Text passage:
※
SS: It doesn't strike you as... unnatural maybe?
GK: I don't know what you mean, Maureen. (BIG BEAR GROAN) Here we go-- Push big girl, push! (BEAR STRAIN, EXHALE) Good girl. Good job.
SS: Doctor Dixon?
GK: Yes Maureen?
SS: I don't mean to be judgemental or speciesist, and it's certainly none of my business, but----where's the father?
GK: The father?
SS: The baby-daddy.
GK: Oh, he's long gone. The males take off soon after mating. There's no emotional or psychological bond and so he lopes off to find himself another mate and do it again.
SS: Oh my.
GK: Male black bears are not monogamous, Maureen. Th After they copulate, that's it--he's outta there. (BEAR GROAN)
SS: And how do you feel about that, Dr. Dixon? As a male animal. Not as a scientist.
GK: Maureen, I don't know how to separate science from my own personal feelings-----
SS: Try, Doctor. Try. Are you too a solitary male? Is that why you've never married?
SS: Do you not feel the urge to find a female and get all hot and bothered?
GK: Maureen, I have to focus on the job at hand here-----
SS: Can I ask you? Are there male bears who find that they're attracted to other male bears?
GK: I have no idea, Maureen. I'm an OB/GYN-----
SS: Couple of daddies together in a den, nuzzling, giving each other back rubs-----
GK: I wouldn't know about that, Maureen. Let's try to focus here----
SS: Reason I bring it up is that suddenly I feel urges I I've suppressed for years ---- an urge to have a child myself. All I'd need is the right man. A man who's caring, and passionate, financially stable. But if I can't find that man, maybe I'm being too picky. Maybe I should just get it on with Mr. Right Now. Or should I say, Doctor Right Now---
GK: Maureen, we're in the middle of a procedure.
SS: Do female bears ever initiate courtship, Doctor?
GK: I don't know. I've never observed bear courtship.
SS: Does it make you uncomfortable when I touch you like this?
GK: Yes, it does.
GK: OUCH!!! OHHHHH.....
SS: Ohhh. I'm sorry. I'm so sorry.
GK: Maureen. I can't believe you did that.
SS: I just accidentally plunged the epidural needle into your rear end, Doctor.
GK: I-----I'm feeling numbness in my legs.
SS: I'll help you to the van, Doctor. It's only a little way.
※
Data provided:
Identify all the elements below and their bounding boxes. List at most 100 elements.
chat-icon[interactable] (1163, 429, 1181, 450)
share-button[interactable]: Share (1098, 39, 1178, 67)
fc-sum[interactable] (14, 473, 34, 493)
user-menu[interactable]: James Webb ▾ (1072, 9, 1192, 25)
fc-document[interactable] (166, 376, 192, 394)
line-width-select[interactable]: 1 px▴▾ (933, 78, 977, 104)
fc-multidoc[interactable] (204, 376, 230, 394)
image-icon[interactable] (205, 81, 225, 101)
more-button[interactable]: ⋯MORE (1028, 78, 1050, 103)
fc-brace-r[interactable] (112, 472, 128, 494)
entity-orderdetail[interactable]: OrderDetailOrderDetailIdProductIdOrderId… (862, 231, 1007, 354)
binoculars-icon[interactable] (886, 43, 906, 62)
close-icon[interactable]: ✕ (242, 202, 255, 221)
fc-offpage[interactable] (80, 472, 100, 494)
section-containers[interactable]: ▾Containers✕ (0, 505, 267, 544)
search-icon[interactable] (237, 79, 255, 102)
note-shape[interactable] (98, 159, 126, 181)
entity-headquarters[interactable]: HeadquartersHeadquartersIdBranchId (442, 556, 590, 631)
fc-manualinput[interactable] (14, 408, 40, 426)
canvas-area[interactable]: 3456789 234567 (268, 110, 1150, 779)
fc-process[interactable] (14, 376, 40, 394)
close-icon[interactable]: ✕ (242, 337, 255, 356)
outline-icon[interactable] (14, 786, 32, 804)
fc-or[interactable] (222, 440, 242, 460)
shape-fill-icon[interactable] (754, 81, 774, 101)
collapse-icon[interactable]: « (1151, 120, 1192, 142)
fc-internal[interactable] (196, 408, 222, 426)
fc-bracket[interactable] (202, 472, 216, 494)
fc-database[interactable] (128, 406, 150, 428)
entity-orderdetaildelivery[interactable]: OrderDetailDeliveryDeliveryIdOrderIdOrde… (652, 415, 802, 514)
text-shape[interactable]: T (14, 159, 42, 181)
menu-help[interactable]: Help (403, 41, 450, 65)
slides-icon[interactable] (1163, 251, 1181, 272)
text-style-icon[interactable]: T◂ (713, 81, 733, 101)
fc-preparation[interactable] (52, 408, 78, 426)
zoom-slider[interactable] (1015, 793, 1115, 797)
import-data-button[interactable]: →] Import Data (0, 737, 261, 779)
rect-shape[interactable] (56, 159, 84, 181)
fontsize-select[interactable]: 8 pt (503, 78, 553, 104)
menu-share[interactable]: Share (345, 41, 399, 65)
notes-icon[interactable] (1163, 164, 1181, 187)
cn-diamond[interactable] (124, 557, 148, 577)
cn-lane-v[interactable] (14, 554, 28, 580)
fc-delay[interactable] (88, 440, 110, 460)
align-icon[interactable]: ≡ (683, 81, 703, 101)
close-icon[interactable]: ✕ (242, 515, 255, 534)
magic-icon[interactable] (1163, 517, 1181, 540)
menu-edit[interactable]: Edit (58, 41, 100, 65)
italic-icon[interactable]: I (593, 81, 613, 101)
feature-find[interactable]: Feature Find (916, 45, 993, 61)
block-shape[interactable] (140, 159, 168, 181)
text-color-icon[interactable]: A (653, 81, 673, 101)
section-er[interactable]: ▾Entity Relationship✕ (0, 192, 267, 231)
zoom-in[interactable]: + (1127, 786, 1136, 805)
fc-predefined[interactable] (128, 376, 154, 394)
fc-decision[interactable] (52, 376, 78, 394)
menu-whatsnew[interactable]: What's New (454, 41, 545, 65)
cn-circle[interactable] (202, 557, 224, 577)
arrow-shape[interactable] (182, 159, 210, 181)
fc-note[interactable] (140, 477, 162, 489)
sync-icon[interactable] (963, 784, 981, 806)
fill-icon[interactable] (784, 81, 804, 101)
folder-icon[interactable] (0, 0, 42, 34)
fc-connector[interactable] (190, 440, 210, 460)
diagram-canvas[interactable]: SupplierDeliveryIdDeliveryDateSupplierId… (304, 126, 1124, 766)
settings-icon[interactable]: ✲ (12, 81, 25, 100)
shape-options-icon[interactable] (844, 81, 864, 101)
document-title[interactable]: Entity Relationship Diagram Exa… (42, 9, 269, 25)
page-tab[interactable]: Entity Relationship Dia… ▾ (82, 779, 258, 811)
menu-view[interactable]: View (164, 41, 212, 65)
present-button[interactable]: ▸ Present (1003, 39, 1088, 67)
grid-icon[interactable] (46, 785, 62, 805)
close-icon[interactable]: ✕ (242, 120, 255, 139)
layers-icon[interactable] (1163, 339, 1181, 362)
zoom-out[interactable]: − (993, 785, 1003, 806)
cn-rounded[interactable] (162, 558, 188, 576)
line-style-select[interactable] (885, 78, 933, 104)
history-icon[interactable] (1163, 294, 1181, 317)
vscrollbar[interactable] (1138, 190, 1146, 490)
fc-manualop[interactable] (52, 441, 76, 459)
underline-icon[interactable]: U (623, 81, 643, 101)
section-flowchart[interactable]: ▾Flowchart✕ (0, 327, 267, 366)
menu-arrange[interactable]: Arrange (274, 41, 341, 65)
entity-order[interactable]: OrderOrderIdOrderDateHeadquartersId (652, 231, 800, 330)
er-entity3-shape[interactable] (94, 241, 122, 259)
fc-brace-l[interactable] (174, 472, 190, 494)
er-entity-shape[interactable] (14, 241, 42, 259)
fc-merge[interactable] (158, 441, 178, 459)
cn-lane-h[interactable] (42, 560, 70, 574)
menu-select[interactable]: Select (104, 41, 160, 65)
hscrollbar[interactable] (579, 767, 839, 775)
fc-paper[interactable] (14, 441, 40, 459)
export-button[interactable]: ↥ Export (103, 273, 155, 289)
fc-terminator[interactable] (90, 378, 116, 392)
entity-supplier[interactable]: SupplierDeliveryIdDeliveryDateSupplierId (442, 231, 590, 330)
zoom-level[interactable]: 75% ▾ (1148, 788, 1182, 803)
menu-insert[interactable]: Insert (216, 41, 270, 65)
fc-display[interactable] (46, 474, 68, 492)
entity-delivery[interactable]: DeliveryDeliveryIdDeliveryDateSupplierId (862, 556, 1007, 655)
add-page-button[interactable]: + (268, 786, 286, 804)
※
Tasks:
1. In the dialogue, reproduce the passage from "GK: I don't know what" up to and including "there. (BEAR GROAN)".
2. List every quality that Maureen names for the right man in the dialogue.

Exercise solutions:
1.
GK: I don't know what you mean, Maureen. (BIG BEAR GROAN) Here we go-- Push big girl, push! (BEAR STRAIN, EXHALE) Good girl. Good job.
SS: Doctor Dixon?
GK: Yes Maureen?
SS: I don't mean to be judgemental or speciesist, and it's certainly none of my business, but----where's the father?
GK: The father?
SS: The baby-daddy.
GK: Oh, he's long gone. The males take off soon after mating. There's no emotional or psychological bond and so he lopes off to find himself another mate and do it again.
SS: Oh my.
GK: Male black bears are not monogamous, Maureen. Th After they copulate, that's it--he's outta there. (BEAR GROAN)

2.
caring
passionate
financially stable